Start of Records for processing

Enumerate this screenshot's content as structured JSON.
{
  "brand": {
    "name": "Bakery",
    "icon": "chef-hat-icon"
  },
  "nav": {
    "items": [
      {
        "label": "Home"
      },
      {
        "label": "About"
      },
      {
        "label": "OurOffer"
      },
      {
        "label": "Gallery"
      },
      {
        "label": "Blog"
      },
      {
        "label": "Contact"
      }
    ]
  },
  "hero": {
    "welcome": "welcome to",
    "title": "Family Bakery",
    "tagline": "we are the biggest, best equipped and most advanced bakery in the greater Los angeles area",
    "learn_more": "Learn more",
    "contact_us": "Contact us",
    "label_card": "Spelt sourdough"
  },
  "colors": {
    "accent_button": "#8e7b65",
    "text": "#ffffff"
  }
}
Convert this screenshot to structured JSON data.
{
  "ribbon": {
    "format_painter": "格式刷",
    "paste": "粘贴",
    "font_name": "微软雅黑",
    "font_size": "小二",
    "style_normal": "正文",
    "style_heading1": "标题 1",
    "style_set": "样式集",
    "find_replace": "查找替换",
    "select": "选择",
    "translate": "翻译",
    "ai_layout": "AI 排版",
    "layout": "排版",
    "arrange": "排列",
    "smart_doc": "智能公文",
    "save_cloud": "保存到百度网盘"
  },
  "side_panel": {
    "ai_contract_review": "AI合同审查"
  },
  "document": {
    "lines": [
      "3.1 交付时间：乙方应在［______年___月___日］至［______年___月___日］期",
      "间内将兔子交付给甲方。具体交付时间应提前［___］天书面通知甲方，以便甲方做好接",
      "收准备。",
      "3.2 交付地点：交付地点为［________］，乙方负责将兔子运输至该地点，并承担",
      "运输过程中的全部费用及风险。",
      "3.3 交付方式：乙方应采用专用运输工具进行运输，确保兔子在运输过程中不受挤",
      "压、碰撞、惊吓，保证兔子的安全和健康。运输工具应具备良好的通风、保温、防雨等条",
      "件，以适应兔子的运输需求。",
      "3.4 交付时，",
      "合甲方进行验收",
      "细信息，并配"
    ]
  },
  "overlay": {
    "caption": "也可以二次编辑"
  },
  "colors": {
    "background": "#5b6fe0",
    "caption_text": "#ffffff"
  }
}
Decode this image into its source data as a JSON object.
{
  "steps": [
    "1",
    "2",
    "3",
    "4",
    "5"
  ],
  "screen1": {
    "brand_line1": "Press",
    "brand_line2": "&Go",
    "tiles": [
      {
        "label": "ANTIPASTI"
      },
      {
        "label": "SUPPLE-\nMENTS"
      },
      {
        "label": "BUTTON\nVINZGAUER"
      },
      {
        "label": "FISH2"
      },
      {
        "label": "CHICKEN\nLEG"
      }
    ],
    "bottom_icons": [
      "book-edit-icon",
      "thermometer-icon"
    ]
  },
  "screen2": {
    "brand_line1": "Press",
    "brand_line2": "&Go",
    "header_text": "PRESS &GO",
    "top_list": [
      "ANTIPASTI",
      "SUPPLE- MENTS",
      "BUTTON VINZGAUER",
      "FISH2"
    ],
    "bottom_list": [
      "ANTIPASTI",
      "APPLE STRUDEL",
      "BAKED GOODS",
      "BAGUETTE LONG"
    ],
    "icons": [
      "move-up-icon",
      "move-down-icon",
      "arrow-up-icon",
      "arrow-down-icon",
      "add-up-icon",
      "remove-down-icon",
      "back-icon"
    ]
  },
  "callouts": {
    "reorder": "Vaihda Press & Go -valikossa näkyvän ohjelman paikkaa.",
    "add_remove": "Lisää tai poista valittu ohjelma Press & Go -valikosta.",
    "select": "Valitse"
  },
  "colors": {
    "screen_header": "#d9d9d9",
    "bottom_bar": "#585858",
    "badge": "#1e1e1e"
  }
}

End of Records for processing
Start of Records for processing

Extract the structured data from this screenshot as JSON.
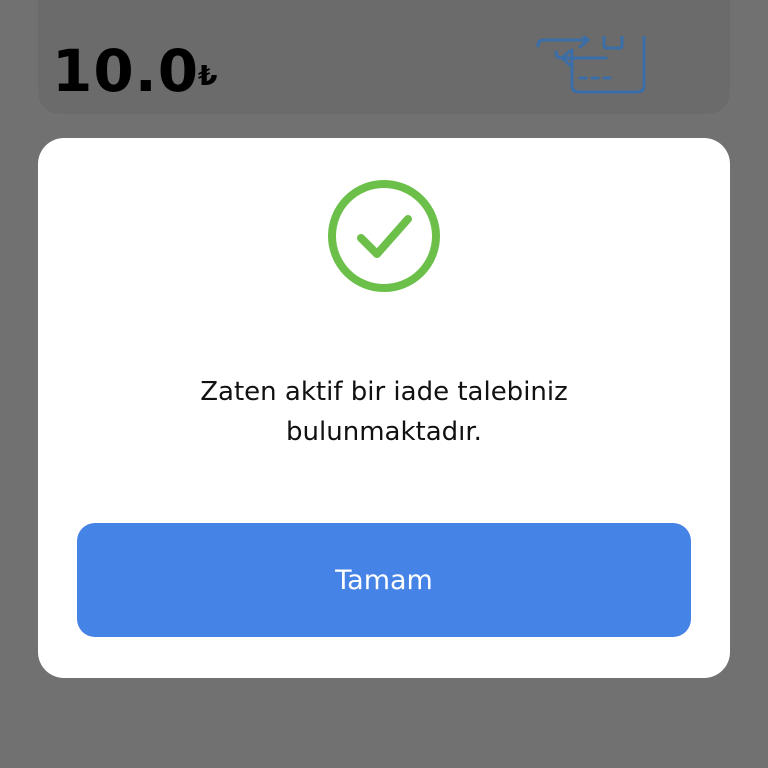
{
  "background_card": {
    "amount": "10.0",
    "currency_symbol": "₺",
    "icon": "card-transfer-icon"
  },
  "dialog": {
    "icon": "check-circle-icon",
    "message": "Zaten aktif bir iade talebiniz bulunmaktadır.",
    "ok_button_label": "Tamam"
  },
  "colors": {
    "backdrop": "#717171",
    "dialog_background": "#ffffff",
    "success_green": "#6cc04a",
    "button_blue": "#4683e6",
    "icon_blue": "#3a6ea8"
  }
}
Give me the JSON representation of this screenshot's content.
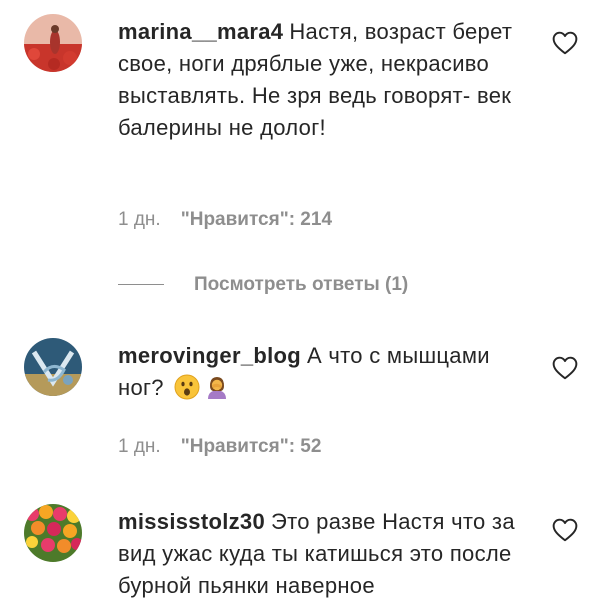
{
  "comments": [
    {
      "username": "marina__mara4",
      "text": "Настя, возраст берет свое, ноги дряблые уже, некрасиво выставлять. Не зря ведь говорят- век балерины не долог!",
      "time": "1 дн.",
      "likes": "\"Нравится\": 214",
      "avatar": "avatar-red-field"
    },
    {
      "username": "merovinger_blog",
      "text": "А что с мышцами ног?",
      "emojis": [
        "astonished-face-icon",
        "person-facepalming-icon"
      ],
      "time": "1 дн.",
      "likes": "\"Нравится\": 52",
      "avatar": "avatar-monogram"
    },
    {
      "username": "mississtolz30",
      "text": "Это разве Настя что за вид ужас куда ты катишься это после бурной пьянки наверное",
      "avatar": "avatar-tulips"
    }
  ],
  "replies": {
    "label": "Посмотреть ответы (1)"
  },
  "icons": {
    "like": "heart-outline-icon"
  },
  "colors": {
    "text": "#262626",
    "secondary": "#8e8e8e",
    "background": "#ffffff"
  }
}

End of Records for processing
Start of Records for processing

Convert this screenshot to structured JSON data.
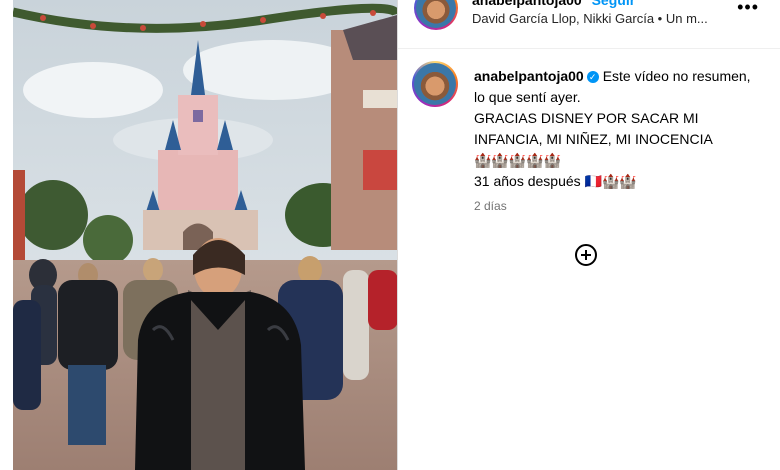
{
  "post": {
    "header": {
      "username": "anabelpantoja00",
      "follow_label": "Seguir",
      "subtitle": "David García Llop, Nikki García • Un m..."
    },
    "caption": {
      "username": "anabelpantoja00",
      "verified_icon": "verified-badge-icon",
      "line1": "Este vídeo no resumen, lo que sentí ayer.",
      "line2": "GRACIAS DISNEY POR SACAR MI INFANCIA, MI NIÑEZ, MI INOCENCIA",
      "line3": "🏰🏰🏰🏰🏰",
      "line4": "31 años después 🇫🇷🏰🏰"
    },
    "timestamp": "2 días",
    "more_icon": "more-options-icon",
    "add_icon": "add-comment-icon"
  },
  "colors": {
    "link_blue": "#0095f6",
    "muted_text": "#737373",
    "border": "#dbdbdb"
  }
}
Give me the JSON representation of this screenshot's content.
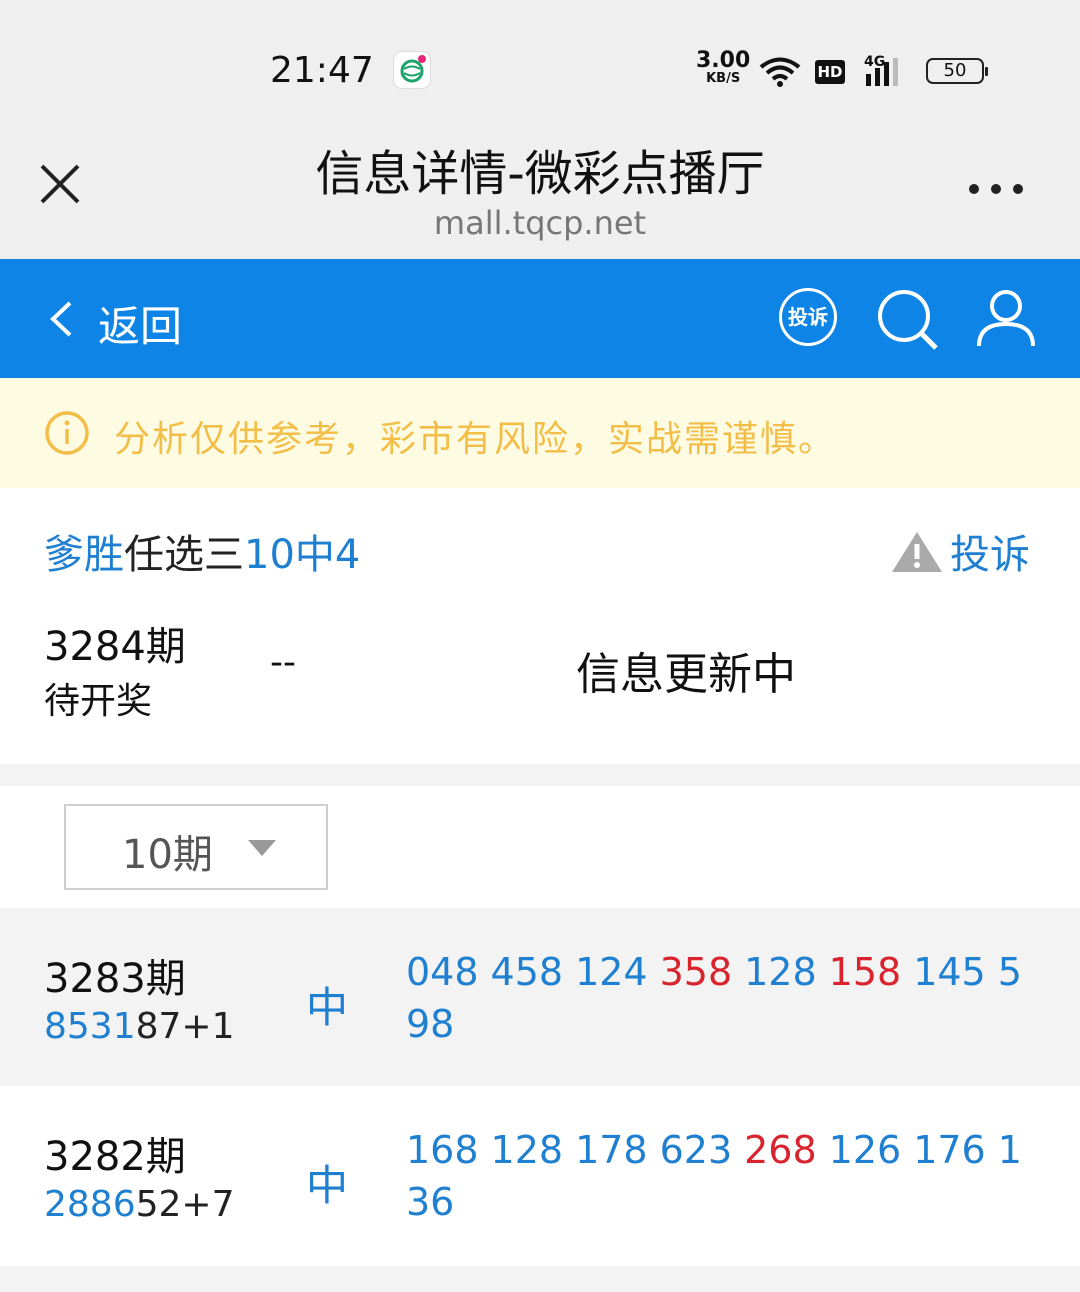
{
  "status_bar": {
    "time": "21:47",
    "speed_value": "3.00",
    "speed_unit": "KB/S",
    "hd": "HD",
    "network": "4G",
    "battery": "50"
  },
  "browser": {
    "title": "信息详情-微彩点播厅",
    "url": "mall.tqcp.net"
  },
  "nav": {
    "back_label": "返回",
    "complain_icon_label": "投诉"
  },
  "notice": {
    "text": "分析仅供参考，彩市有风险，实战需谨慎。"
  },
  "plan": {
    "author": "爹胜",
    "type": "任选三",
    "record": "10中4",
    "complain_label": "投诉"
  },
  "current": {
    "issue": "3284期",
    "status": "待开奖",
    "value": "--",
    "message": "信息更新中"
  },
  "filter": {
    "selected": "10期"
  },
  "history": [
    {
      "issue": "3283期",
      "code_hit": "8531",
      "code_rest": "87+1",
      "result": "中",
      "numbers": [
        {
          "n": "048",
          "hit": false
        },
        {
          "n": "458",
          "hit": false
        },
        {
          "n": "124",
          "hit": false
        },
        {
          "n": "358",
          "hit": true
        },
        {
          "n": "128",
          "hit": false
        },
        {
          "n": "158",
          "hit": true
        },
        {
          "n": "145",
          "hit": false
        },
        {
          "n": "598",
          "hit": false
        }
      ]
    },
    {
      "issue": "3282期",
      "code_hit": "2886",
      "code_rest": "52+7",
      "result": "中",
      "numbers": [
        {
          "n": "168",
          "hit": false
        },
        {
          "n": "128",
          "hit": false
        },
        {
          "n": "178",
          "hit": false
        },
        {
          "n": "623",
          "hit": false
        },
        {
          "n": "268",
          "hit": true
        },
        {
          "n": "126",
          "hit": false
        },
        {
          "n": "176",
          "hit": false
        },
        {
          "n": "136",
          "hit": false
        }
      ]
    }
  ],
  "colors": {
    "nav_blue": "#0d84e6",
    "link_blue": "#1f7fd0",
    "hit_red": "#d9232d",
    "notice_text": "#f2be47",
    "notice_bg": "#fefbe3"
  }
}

End of Records for processing

Your answer should be one number: the count of lines in the data above that include the word "message".

Task result: 2